UNITED STATES DISTRICT COURT FOR THE NORTHERN DISTRICT OF ILLINOIS EASTERN DIVISION
Mar 11, 2015
No. 14 C 664 (N.D. Ill. Mar. 11, 2015)

Opinion

No. 14 C 664

03-11-2015

MARCO P. URIOSTEGUI Plaintiff, v. LUMISOURCE, LLC, Defendant.


MEMORANDUM OPINION

This matter is before the court on Defendant Lumisource, LLC's (Lumisource) motion for summary judgment. For the reasons stated below, the motion for summary judgment is granted. The remaining state law retaliatory discharge claim is dismissed without prejudice.

BACKGROUND

Irene Lee and Steve Lee are the owners and operators of Lumisource, a furniture and lighting distributor business. In September 2011, Plaintiff Marco P. Uriostegui (Uriostegui) became employed as a general manual warehouse worker at Lumisource. Uriostegui alleges that during his first few weeks of employment, his supervisor Ramon Colon (Colon) sexually harassed him. Uriostegui claims that he later complained to Lumisource warehouse manager Peggy Christofilis (Christofilis) and Steve Lee about Colon's mistreatment of Uriostegui. In December 2011, Uriostegui allegedly injured himself when he was moving boxes in the warehouse. According to Uriostegui, he was terminated from Lumisource four days later. Lumisource, however, claims that Uriostegui's employment was not terminated and that he simply failed to return to work. Uriostegui includes in his second amended complaint a hostile work environment claim brought under Title VII of the Civil Rights Act of 1964 (Title VII), 42 U.S.C. § 2000e et seq. (Count I), and a state law retaliatory discharge claim involving the Illinois Workers' Compensation Act, 820 ILCS 305, et seq. (Count II). Lumisource moves for summary judgment on both counts.

LEGAL STANDARD

Summary judgment is appropriate when the record, viewed in the light most favorable to the non-moving party, reveals that there is no genuine issue as to any material fact and that the moving party is entitled to judgment as a matter of law. Fed. R. Civ. P. 56©; Smith v. Hope School, 560 F.3d 694, 699 (7th Cir. 2009). A "genuine issue" of material fact in the context of a motion for summary judgment is not simply a "metaphysical doubt as to the material facts." Matsushita Elec. Indus. Co., Ltd. v. Zenith Radio Corp., 475 U.S. 574, 586 (1986). Rather, a genuine issue of material fact exists when "the evidence is such that a reasonable jury could return a verdict for the nonmoving party." Anderson v. Liberty Lobby, Inc., 477 U.S. 242, 248 (1986); Insolia v. Philip Morris, Inc., 216 F.3d 596, 599 (7th Cir. 2000). In ruling on a motion for summary judgment, the court must consider the record as a whole, in the light most favorable to the non-moving party, and draw all reasonable inferences in favor of the non-moving party. Anderson, 477 U.S. at 255; Bay v. Cassens Transport Co., 212 F.3d 969, 972 (7th Cir. 2000).

DISCUSSION

I. Local Rule 56.1

Local Rule 56.1 requires that each statement of material fact shall consist of short numbered paragraphs, including within each paragraph specific references to the affidavits, parts of the record, and other supporting materials relied upon to support the facts set forth in that paragraph. LR 56.1. The opposing party is required to file a response to each numbered paragraph in the moving party's statement, including, in the case of any disagreement, specific references to the affidavits, parts of the record, and other supporting materials relied upon. LR 56.1.

■ **PROBLEM REQUIREMENTS**: According to the court opinion, what job did Uriostegui start at Lumisource in September 2011?

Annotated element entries

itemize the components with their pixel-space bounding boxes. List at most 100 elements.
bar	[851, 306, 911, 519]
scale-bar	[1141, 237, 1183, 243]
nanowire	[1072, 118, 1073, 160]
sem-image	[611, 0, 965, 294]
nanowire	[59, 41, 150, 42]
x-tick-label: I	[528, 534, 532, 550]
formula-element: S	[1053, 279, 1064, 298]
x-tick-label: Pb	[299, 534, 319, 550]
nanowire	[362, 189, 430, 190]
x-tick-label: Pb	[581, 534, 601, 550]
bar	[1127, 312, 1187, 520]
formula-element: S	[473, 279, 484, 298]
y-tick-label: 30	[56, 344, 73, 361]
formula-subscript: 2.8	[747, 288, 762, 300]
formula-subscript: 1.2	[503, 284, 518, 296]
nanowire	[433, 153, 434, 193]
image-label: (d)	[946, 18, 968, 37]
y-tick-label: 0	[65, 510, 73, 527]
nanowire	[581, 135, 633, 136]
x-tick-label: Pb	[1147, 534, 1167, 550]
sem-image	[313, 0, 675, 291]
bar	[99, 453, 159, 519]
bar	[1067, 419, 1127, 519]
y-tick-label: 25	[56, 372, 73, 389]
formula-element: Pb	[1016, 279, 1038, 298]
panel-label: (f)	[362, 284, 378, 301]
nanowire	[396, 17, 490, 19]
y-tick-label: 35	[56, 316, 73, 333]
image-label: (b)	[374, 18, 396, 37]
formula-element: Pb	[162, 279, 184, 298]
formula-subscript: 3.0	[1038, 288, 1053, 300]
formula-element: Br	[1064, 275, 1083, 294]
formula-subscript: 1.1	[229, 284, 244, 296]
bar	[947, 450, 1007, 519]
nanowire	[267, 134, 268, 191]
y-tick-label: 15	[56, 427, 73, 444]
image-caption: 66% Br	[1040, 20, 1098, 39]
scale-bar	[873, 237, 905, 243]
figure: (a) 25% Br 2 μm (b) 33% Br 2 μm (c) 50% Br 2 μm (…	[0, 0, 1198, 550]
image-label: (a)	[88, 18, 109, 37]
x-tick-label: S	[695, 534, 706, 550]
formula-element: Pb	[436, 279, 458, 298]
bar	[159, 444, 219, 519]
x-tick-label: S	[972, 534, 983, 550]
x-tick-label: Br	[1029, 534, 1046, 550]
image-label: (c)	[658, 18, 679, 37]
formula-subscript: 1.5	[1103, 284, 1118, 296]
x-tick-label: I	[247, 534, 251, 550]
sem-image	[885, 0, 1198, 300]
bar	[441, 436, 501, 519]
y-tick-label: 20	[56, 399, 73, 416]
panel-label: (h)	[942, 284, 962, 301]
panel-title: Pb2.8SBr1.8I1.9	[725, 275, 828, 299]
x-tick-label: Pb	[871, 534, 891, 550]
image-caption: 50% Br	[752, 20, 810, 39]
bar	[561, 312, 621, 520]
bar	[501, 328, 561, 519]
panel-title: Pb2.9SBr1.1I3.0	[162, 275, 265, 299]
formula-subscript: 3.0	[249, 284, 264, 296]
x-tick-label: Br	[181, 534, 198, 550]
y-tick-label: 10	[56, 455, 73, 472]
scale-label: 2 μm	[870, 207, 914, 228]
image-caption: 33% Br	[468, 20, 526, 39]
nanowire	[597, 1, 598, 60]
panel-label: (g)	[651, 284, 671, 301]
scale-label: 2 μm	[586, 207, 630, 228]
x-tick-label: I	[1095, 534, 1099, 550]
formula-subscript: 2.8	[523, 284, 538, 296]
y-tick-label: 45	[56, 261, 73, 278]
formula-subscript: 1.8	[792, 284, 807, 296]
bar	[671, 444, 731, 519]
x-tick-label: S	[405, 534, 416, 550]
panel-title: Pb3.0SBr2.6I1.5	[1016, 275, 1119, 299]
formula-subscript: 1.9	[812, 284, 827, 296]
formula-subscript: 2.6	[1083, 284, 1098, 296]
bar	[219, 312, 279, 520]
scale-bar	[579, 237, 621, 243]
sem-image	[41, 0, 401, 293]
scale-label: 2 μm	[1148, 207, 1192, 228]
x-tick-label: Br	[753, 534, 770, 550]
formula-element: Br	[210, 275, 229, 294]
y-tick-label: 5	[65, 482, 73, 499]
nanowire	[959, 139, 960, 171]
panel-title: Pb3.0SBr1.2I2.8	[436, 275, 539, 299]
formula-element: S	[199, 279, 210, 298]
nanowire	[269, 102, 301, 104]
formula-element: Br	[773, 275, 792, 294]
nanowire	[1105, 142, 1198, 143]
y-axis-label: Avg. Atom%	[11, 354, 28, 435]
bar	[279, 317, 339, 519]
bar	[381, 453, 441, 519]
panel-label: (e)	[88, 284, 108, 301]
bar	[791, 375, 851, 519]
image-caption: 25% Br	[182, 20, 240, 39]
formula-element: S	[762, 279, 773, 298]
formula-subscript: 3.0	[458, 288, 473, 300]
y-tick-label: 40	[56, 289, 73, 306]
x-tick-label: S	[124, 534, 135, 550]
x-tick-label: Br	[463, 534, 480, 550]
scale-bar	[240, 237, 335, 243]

■ **OUTPUT**: General manual warehouse worker.